The records should be repeated word for word, pictures excluded.

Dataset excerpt
········
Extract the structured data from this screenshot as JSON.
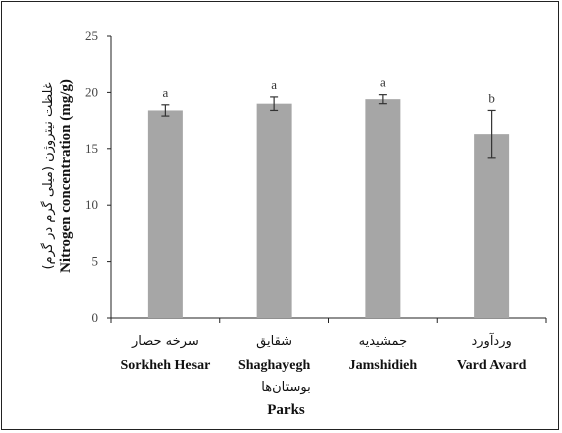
{
  "chart_data": {
    "type": "bar",
    "categories": [
      "Sorkheh Hesar",
      "Shaghayegh",
      "Jamshidieh",
      "Vard Avard"
    ],
    "categories_fa": [
      "سرخه حصار",
      "شقایق",
      "جمشیدیه",
      "وردآورد"
    ],
    "values": [
      18.4,
      19.0,
      19.4,
      16.3
    ],
    "errors": [
      0.5,
      0.6,
      0.4,
      2.1
    ],
    "significance": [
      "a",
      "a",
      "a",
      "b"
    ],
    "xlabel": "Parks",
    "xlabel_fa": "بوستان‌ها",
    "ylabel": "Nitrogen concentration (mg/g)",
    "ylabel_fa": "غلظت نیتروژن (میلی گرم در گرم)",
    "ylim": [
      0,
      25
    ],
    "yticks": [
      0,
      5,
      10,
      15,
      20,
      25
    ],
    "bar_color": "#a6a6a6",
    "error_bar_color": "#333333",
    "grid": false,
    "legend": "none"
  }
}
········
**Response to the exercise:**
Extract the structured data from this screenshot as JSON.
{
  "chart_data": {
    "type": "bar",
    "categories": [
      "Sorkheh Hesar",
      "Shaghayegh",
      "Jamshidieh",
      "Vard Avard"
    ],
    "categories_fa": [
      "سرخه حصار",
      "شقایق",
      "جمشیدیه",
      "وردآورد"
    ],
    "values": [
      18.4,
      19.0,
      19.4,
      16.3
    ],
    "errors": [
      0.5,
      0.6,
      0.4,
      2.1
    ],
    "significance": [
      "a",
      "a",
      "a",
      "b"
    ],
    "xlabel": "Parks",
    "xlabel_fa": "بوستان‌ها",
    "ylabel": "Nitrogen concentration (mg/g)",
    "ylabel_fa": "غلظت نیتروژن (میلی گرم در گرم)",
    "ylim": [
      0,
      25
    ],
    "yticks": [
      0,
      5,
      10,
      15,
      20,
      25
    ],
    "bar_color": "#a6a6a6",
    "error_bar_color": "#333333",
    "grid": false,
    "legend": "none"
  }
}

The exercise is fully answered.